What this task involves: All of the data needs to be repeated exactly.

Records to process:

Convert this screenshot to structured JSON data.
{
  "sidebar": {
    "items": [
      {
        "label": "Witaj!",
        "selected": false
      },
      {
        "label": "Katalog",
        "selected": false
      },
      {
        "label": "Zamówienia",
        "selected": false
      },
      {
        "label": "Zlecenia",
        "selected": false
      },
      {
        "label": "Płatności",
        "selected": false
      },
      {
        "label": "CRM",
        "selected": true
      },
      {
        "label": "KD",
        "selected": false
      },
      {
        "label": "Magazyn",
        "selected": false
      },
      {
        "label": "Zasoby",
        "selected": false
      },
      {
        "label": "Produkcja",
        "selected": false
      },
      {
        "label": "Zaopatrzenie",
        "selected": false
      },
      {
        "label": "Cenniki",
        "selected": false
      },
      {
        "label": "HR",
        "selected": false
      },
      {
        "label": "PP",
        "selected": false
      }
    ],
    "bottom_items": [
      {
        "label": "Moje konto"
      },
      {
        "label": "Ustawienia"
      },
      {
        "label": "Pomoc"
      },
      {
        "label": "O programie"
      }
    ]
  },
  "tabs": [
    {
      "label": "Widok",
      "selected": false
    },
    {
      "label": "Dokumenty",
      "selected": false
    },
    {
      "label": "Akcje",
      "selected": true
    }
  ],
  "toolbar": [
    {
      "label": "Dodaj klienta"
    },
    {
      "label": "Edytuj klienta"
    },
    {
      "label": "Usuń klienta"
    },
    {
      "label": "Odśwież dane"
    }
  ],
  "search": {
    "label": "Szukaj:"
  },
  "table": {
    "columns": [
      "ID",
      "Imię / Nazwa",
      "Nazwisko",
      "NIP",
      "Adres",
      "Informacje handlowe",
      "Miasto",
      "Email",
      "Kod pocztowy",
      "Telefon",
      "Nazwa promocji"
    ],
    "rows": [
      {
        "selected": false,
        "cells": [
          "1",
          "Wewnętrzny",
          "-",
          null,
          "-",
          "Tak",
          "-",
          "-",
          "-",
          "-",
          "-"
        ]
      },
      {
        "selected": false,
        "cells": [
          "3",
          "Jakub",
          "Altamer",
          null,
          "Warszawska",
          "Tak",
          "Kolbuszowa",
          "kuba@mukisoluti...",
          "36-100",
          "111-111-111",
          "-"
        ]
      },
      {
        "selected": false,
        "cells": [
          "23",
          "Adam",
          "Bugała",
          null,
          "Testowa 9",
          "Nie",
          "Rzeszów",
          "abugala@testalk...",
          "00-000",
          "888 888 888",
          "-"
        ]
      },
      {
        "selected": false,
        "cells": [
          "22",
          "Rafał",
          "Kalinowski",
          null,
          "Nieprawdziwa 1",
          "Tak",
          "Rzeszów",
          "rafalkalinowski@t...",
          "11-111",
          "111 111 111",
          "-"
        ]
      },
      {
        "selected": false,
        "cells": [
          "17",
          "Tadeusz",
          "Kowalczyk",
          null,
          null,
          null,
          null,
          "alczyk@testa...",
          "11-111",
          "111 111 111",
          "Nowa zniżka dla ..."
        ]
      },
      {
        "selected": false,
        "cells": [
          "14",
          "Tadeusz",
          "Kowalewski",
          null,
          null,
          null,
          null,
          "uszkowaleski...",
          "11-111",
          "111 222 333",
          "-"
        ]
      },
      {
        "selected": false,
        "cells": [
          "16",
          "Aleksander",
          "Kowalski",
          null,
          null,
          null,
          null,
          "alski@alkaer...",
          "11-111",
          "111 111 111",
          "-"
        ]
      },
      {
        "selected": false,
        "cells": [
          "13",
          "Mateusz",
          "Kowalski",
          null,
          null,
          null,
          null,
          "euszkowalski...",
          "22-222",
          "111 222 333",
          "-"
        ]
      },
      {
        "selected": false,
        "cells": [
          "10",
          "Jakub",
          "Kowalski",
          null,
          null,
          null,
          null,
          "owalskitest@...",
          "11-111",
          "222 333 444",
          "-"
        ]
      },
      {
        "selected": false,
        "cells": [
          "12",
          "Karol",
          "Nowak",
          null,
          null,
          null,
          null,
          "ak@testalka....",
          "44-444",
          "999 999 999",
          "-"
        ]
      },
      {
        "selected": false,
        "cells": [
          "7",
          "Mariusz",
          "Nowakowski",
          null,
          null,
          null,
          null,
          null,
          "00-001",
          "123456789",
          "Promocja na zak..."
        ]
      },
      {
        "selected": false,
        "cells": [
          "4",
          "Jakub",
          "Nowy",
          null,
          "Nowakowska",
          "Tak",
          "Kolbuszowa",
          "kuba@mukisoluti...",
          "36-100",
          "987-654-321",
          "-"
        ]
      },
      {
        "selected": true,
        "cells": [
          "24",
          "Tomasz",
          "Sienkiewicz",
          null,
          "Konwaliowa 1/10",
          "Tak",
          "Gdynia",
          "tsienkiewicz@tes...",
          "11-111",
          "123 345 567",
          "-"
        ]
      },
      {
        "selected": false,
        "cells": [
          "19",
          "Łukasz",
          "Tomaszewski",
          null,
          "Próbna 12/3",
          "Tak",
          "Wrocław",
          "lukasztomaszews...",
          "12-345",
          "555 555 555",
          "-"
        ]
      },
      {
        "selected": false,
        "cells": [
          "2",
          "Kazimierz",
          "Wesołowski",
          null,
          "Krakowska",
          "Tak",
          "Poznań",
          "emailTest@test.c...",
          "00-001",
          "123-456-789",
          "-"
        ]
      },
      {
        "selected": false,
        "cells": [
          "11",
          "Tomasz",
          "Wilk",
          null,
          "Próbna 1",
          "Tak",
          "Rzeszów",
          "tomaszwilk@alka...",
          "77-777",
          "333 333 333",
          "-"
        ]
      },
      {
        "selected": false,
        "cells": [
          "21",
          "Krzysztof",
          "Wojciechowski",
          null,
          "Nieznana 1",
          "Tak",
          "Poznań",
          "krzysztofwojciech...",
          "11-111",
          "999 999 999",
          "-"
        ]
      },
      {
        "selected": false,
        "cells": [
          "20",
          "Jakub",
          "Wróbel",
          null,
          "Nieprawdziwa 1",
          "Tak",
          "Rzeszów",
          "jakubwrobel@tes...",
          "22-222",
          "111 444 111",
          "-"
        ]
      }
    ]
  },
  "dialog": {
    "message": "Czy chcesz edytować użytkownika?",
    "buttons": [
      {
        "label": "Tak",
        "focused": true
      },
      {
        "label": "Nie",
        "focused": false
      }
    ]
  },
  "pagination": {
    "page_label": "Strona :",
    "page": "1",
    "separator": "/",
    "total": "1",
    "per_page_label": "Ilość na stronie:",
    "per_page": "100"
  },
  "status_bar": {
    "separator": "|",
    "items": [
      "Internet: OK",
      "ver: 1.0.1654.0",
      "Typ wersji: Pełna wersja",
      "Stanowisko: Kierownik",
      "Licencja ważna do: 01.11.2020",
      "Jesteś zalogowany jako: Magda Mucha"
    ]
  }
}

Result of the task:
Convert this screenshot to structured JSON data.
{
  "sidebar": {
    "items": [
      {
        "label": "Witaj!",
        "selected": false
      },
      {
        "label": "Katalog",
        "selected": false
      },
      {
        "label": "Zamówienia",
        "selected": false
      },
      {
        "label": "Zlecenia",
        "selected": false
      },
      {
        "label": "Płatności",
        "selected": false
      },
      {
        "label": "CRM",
        "selected": true
      },
      {
        "label": "KD",
        "selected": false
      },
      {
        "label": "Magazyn",
        "selected": false
      },
      {
        "label": "Zasoby",
        "selected": false
      },
      {
        "label": "Produkcja",
        "selected": false
      },
      {
        "label": "Zaopatrzenie",
        "selected": false
      },
      {
        "label": "Cenniki",
        "selected": false
      },
      {
        "label": "HR",
        "selected": false
      },
      {
        "label": "PP",
        "selected": false
      }
    ],
    "bottom_items": [
      {
        "label": "Moje konto"
      },
      {
        "label": "Ustawienia"
      },
      {
        "label": "Pomoc"
      },
      {
        "label": "O programie"
      }
    ]
  },
  "tabs": [
    {
      "label": "Widok",
      "selected": false
    },
    {
      "label": "Dokumenty",
      "selected": false
    },
    {
      "label": "Akcje",
      "selected": true
    }
  ],
  "toolbar": [
    {
      "label": "Dodaj klienta"
    },
    {
      "label": "Edytuj klienta"
    },
    {
      "label": "Usuń klienta"
    },
    {
      "label": "Odśwież dane"
    }
  ],
  "search": {
    "label": "Szukaj:"
  },
  "table": {
    "columns": [
      "ID",
      "Imię / Nazwa",
      "Nazwisko",
      "NIP",
      "Adres",
      "Informacje handlowe",
      "Miasto",
      "Email",
      "Kod pocztowy",
      "Telefon",
      "Nazwa promocji"
    ],
    "rows": [
      {
        "selected": false,
        "cells": [
          "1",
          "Wewnętrzny",
          "-",
          null,
          "-",
          "Tak",
          "-",
          "-",
          "-",
          "-",
          "-"
        ]
      },
      {
        "selected": false,
        "cells": [
          "3",
          "Jakub",
          "Altamer",
          null,
          "Warszawska",
          "Tak",
          "Kolbuszowa",
          "kuba@mukisoluti...",
          "36-100",
          "111-111-111",
          "-"
        ]
      },
      {
        "selected": false,
        "cells": [
          "23",
          "Adam",
          "Bugała",
          null,
          "Testowa 9",
          "Nie",
          "Rzeszów",
          "abugala@testalk...",
          "00-000",
          "888 888 888",
          "-"
        ]
      },
      {
        "selected": false,
        "cells": [
          "22",
          "Rafał",
          "Kalinowski",
          null,
          "Nieprawdziwa 1",
          "Tak",
          "Rzeszów",
          "rafalkalinowski@t...",
          "11-111",
          "111 111 111",
          "-"
        ]
      },
      {
        "selected": false,
        "cells": [
          "17",
          "Tadeusz",
          "Kowalczyk",
          null,
          null,
          null,
          null,
          "alczyk@testa...",
          "11-111",
          "111 111 111",
          "Nowa zniżka dla ..."
        ]
      },
      {
        "selected": false,
        "cells": [
          "14",
          "Tadeusz",
          "Kowalewski",
          null,
          null,
          null,
          null,
          "uszkowaleski...",
          "11-111",
          "111 222 333",
          "-"
        ]
      },
      {
        "selected": false,
        "cells": [
          "16",
          "Aleksander",
          "Kowalski",
          null,
          null,
          null,
          null,
          "alski@alkaer...",
          "11-111",
          "111 111 111",
          "-"
        ]
      },
      {
        "selected": false,
        "cells": [
          "13",
          "Mateusz",
          "Kowalski",
          null,
          null,
          null,
          null,
          "euszkowalski...",
          "22-222",
          "111 222 333",
          "-"
        ]
      },
      {
        "selected": false,
        "cells": [
          "10",
          "Jakub",
          "Kowalski",
          null,
          null,
          null,
          null,
          "owalskitest@...",
          "11-111",
          "222 333 444",
          "-"
        ]
      },
      {
        "selected": false,
        "cells": [
          "12",
          "Karol",
          "Nowak",
          null,
          null,
          null,
          null,
          "ak@testalka....",
          "44-444",
          "999 999 999",
          "-"
        ]
      },
      {
        "selected": false,
        "cells": [
          "7",
          "Mariusz",
          "Nowakowski",
          null,
          null,
          null,
          null,
          null,
          "00-001",
          "123456789",
          "Promocja na zak..."
        ]
      },
      {
        "selected": false,
        "cells": [
          "4",
          "Jakub",
          "Nowy",
          null,
          "Nowakowska",
          "Tak",
          "Kolbuszowa",
          "kuba@mukisoluti...",
          "36-100",
          "987-654-321",
          "-"
        ]
      },
      {
        "selected": true,
        "cells": [
          "24",
          "Tomasz",
          "Sienkiewicz",
          null,
          "Konwaliowa 1/10",
          "Tak",
          "Gdynia",
          "tsienkiewicz@tes...",
          "11-111",
          "123 345 567",
          "-"
        ]
      },
      {
        "selected": false,
        "cells": [
          "19",
          "Łukasz",
          "Tomaszewski",
          null,
          "Próbna 12/3",
          "Tak",
          "Wrocław",
          "lukasztomaszews...",
          "12-345",
          "555 555 555",
          "-"
        ]
      },
      {
        "selected": false,
        "cells": [
          "2",
          "Kazimierz",
          "Wesołowski",
          null,
          "Krakowska",
          "Tak",
          "Poznań",
          "emailTest@test.c...",
          "00-001",
          "123-456-789",
          "-"
        ]
      },
      {
        "selected": false,
        "cells": [
          "11",
          "Tomasz",
          "Wilk",
          null,
          "Próbna 1",
          "Tak",
          "Rzeszów",
          "tomaszwilk@alka...",
          "77-777",
          "333 333 333",
          "-"
        ]
      },
      {
        "selected": false,
        "cells": [
          "21",
          "Krzysztof",
          "Wojciechowski",
          null,
          "Nieznana 1",
          "Tak",
          "Poznań",
          "krzysztofwojciech...",
          "11-111",
          "999 999 999",
          "-"
        ]
      },
      {
        "selected": false,
        "cells": [
          "20",
          "Jakub",
          "Wróbel",
          null,
          "Nieprawdziwa 1",
          "Tak",
          "Rzeszów",
          "jakubwrobel@tes...",
          "22-222",
          "111 444 111",
          "-"
        ]
      }
    ]
  },
  "dialog": {
    "message": "Czy chcesz edytować użytkownika?",
    "buttons": [
      {
        "label": "Tak",
        "focused": true
      },
      {
        "label": "Nie",
        "focused": false
      }
    ]
  },
  "pagination": {
    "page_label": "Strona :",
    "page": "1",
    "separator": "/",
    "total": "1",
    "per_page_label": "Ilość na stronie:",
    "per_page": "100"
  },
  "status_bar": {
    "separator": "|",
    "items": [
      "Internet: OK",
      "ver: 1.0.1654.0",
      "Typ wersji: Pełna wersja",
      "Stanowisko: Kierownik",
      "Licencja ważna do: 01.11.2020",
      "Jesteś zalogowany jako: Magda Mucha"
    ]
  }
}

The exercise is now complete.